(Data entries)
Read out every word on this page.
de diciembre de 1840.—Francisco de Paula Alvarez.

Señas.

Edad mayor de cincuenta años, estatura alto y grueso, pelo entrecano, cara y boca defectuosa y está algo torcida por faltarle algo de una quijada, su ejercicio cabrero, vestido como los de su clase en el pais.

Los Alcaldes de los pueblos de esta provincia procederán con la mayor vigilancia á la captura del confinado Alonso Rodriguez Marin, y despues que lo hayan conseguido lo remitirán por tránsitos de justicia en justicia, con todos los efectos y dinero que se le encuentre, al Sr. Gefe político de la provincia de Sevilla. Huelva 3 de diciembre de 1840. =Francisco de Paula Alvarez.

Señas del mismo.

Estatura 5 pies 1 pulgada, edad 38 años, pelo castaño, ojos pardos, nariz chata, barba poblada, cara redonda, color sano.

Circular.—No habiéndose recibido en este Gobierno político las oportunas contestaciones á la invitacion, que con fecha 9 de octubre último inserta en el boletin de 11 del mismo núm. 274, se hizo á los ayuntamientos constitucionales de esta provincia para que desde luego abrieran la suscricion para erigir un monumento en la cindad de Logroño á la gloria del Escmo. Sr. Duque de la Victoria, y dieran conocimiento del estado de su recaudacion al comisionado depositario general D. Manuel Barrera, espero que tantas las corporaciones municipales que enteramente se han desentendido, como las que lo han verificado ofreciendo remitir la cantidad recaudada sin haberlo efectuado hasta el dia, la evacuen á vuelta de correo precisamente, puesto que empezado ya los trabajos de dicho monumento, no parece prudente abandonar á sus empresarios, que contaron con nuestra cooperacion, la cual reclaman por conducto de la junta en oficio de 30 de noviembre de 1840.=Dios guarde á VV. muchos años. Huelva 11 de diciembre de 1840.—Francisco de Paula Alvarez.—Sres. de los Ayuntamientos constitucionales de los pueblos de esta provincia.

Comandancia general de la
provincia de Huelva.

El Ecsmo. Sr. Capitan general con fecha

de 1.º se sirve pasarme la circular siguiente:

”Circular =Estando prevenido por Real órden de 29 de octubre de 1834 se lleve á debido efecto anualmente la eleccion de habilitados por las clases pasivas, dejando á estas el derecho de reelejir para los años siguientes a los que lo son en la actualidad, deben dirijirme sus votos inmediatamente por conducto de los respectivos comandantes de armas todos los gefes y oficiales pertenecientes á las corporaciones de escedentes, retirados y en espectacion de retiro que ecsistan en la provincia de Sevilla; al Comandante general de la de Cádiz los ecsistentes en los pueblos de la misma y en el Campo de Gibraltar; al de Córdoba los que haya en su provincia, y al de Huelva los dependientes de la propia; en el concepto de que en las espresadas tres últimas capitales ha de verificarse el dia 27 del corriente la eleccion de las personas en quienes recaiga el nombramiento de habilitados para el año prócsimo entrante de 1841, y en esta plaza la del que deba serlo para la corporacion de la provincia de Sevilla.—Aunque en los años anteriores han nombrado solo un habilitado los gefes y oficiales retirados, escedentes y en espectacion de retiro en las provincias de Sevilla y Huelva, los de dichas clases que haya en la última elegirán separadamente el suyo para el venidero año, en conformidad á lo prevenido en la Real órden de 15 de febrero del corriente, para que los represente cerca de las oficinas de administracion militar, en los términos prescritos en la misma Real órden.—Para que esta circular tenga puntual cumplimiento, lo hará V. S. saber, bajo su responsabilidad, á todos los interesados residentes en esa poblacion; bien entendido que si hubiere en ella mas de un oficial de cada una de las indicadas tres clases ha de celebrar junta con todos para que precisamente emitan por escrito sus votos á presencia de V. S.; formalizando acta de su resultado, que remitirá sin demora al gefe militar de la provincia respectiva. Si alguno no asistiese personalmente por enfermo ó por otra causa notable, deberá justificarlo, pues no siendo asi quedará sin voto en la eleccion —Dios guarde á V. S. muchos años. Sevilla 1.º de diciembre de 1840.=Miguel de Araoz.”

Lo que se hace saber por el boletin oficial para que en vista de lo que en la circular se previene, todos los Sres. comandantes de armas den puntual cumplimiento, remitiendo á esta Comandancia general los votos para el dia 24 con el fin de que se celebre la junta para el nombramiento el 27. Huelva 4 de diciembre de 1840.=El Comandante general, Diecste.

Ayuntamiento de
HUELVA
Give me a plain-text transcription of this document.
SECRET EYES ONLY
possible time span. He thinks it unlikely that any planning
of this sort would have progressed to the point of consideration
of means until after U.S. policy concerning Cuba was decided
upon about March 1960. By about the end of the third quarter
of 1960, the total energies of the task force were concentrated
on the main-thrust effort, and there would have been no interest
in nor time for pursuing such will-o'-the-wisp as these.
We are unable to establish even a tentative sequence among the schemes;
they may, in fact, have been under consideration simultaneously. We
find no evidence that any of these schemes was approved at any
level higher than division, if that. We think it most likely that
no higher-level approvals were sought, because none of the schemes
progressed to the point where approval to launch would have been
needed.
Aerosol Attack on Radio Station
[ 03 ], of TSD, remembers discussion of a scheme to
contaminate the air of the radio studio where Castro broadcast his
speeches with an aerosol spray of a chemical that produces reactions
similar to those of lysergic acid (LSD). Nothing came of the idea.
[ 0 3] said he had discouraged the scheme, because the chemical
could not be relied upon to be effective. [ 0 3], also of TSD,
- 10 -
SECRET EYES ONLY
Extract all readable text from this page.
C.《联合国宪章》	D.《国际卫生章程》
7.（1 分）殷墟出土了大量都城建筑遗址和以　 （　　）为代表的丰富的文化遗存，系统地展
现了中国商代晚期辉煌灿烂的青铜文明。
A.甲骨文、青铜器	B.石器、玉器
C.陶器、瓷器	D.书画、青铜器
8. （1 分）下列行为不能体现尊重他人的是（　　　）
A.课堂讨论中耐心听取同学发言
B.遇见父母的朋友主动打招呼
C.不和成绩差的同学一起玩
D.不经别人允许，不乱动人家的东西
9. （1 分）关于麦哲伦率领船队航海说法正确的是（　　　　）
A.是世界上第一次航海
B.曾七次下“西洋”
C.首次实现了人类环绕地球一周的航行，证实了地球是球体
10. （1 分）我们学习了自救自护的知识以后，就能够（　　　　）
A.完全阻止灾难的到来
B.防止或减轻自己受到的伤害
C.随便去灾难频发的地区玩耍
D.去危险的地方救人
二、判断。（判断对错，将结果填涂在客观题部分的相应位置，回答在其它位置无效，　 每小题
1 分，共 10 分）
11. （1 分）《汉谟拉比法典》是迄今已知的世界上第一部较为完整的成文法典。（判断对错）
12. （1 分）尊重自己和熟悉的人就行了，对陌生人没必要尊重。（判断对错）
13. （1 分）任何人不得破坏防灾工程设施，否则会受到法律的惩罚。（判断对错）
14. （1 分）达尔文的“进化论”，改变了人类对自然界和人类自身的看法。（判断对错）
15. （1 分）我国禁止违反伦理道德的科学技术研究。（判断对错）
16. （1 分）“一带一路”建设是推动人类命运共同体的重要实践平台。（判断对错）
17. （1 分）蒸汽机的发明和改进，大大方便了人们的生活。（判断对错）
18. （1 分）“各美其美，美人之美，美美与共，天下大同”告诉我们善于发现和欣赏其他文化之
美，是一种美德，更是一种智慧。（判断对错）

(Your objective):
Restate the whole listing exactly, leaving out nothing.

(Result below):
Read out every word on this page.
de diciembre de 1840.—Francisco de Paula Alvarez.

Señas.

Edad mayor de cincuenta años, estatura alto y grueso, pelo entrecano, cara y boca defectuosa y está algo torcida por faltarle algo de una quijada, su ejercicio cabrero, vestido como los de su clase en el pais.

Los Alcaldes de los pueblos de esta provincia procederán con la mayor vigilancia á la captura del confinado Alonso Rodriguez Marin, y despues que lo hayan conseguido lo remitirán por tránsitos de justicia en justicia, con todos los efectos y dinero que se le encuentre, al Sr. Gefe político de la provincia de Sevilla. Huelva 3 de diciembre de 1840. =Francisco de Paula Alvarez.

Señas del mismo.

Estatura 5 pies 1 pulgada, edad 38 años, pelo castaño, ojos pardos, nariz chata, barba poblada, cara redonda, color sano.

Circular.—No habiéndose recibido en este Gobierno político las oportunas contestaciones á la invitacion, que con fecha 9 de octubre último inserta en el boletin de 11 del mismo núm. 274, se hizo á los ayuntamientos constitucionales de esta provincia para que desde luego abrieran la suscricion para erigir un monumento en la cindad de Logroño á la gloria del Escmo. Sr. Duque de la Victoria, y dieran conocimiento del estado de su recaudacion al comisionado depositario general D. Manuel Barrera, espero que tantas las corporaciones municipales que enteramente se han desentendido, como las que lo han verificado ofreciendo remitir la cantidad recaudada sin haberlo efectuado hasta el dia, la evacuen á vuelta de correo precisamente, puesto que empezado ya los trabajos de dicho monumento, no parece prudente abandonar á sus empresarios, que contaron con nuestra cooperacion, la cual reclaman por conducto de la junta en oficio de 30 de noviembre de 1840.=Dios guarde á VV. muchos años. Huelva 11 de diciembre de 1840.—Francisco de Paula Alvarez.—Sres. de los Ayuntamientos constitucionales de los pueblos de esta provincia.

Comandancia general de la
provincia de Huelva.

El Ecsmo. Sr. Capitan general con fecha

de 1.º se sirve pasarme la circular siguiente:

”Circular =Estando prevenido por Real órden de 29 de octubre de 1834 se lleve á debido efecto anualmente la eleccion de habilitados por las clases pasivas, dejando á estas el derecho de reelejir para los años siguientes a los que lo son en la actualidad, deben dirijirme sus votos inmediatamente por conducto de los respectivos comandantes de armas todos los gefes y oficiales pertenecientes á las corporaciones de escedentes, retirados y en espectacion de retiro que ecsistan en la provincia de Sevilla; al Comandante general de la de Cádiz los ecsistentes en los pueblos de la misma y en el Campo de Gibraltar; al de Córdoba los que haya en su provincia, y al de Huelva los dependientes de la propia; en el concepto de que en las espresadas tres últimas capitales ha de verificarse el dia 27 del corriente la eleccion de las personas en quienes recaiga el nombramiento de habilitados para el año prócsimo entrante de 1841, y en esta plaza la del que deba serlo para la corporacion de la provincia de Sevilla.—Aunque en los años anteriores han nombrado solo un habilitado los gefes y oficiales retirados, escedentes y en espectacion de retiro en las provincias de Sevilla y Huelva, los de dichas clases que haya en la última elegirán separadamente el suyo para el venidero año, en conformidad á lo prevenido en la Real órden de 15 de febrero del corriente, para que los represente cerca de las oficinas de administracion militar, en los términos prescritos en la misma Real órden.—Para que esta circular tenga puntual cumplimiento, lo hará V. S. saber, bajo su responsabilidad, á todos los interesados residentes en esa poblacion; bien entendido que si hubiere en ella mas de un oficial de cada una de las indicadas tres clases ha de celebrar junta con todos para que precisamente emitan por escrito sus votos á presencia de V. S.; formalizando acta de su resultado, que remitirá sin demora al gefe militar de la provincia respectiva. Si alguno no asistiese personalmente por enfermo ó por otra causa notable, deberá justificarlo, pues no siendo asi quedará sin voto en la eleccion —Dios guarde á V. S. muchos años. Sevilla 1.º de diciembre de 1840.=Miguel de Araoz.”

Lo que se hace saber por el boletin oficial para que en vista de lo que en la circular se previene, todos los Sres. comandantes de armas den puntual cumplimiento, remitiendo á esta Comandancia general los votos para el dia 24 con el fin de que se celebre la junta para el nombramiento el 27. Huelva 4 de diciembre de 1840.=El Comandante general, Diecste.

Ayuntamiento de
HUELVA
Give me a plain-text transcription of this document.
SECRET EYES ONLY
possible time span. He thinks it unlikely that any planning
of this sort would have progressed to the point of consideration
of means until after U.S. policy concerning Cuba was decided
upon about March 1960. By about the end of the third quarter
of 1960, the total energies of the task force were concentrated
on the main-thrust effort, and there would have been no interest
in nor time for pursuing such will-o'-the-wisp as these.
We are unable to establish even a tentative sequence among the schemes;
they may, in fact, have been under consideration simultaneously. We
find no evidence that any of these schemes was approved at any
level higher than division, if that. We think it most likely that
no higher-level approvals were sought, because none of the schemes
progressed to the point where approval to launch would have been
needed.
Aerosol Attack on Radio Station
[ 03 ], of TSD, remembers discussion of a scheme to
contaminate the air of the radio studio where Castro broadcast his
speeches with an aerosol spray of a chemical that produces reactions
similar to those of lysergic acid (LSD). Nothing came of the idea.
[ 0 3] said he had discouraged the scheme, because the chemical
could not be relied upon to be effective. [ 0 3], also of TSD,
- 10 -
SECRET EYES ONLY
Extract all readable text from this page.
C.《联合国宪章》	D.《国际卫生章程》
7.（1 分）殷墟出土了大量都城建筑遗址和以　 （　　）为代表的丰富的文化遗存，系统地展
现了中国商代晚期辉煌灿烂的青铜文明。
A.甲骨文、青铜器	B.石器、玉器
C.陶器、瓷器	D.书画、青铜器
8. （1 分）下列行为不能体现尊重他人的是（　　　）
A.课堂讨论中耐心听取同学发言
B.遇见父母的朋友主动打招呼
C.不和成绩差的同学一起玩
D.不经别人允许，不乱动人家的东西
9. （1 分）关于麦哲伦率领船队航海说法正确的是（　　　　）
A.是世界上第一次航海
B.曾七次下“西洋”
C.首次实现了人类环绕地球一周的航行，证实了地球是球体
10. （1 分）我们学习了自救自护的知识以后，就能够（　　　　）
A.完全阻止灾难的到来
B.防止或减轻自己受到的伤害
C.随便去灾难频发的地区玩耍
D.去危险的地方救人
二、判断。（判断对错，将结果填涂在客观题部分的相应位置，回答在其它位置无效，　 每小题
1 分，共 10 分）
11. （1 分）《汉谟拉比法典》是迄今已知的世界上第一部较为完整的成文法典。（判断对错）
12. （1 分）尊重自己和熟悉的人就行了，对陌生人没必要尊重。（判断对错）
13. （1 分）任何人不得破坏防灾工程设施，否则会受到法律的惩罚。（判断对错）
14. （1 分）达尔文的“进化论”，改变了人类对自然界和人类自身的看法。（判断对错）
15. （1 分）我国禁止违反伦理道德的科学技术研究。（判断对错）
16. （1 分）“一带一路”建设是推动人类命运共同体的重要实践平台。（判断对错）
17. （1 分）蒸汽机的发明和改进，大大方便了人们的生活。（判断对错）
18. （1 分）“各美其美，美人之美，美美与共，天下大同”告诉我们善于发现和欣赏其他文化之
美，是一种美德，更是一种智慧。（判断对错）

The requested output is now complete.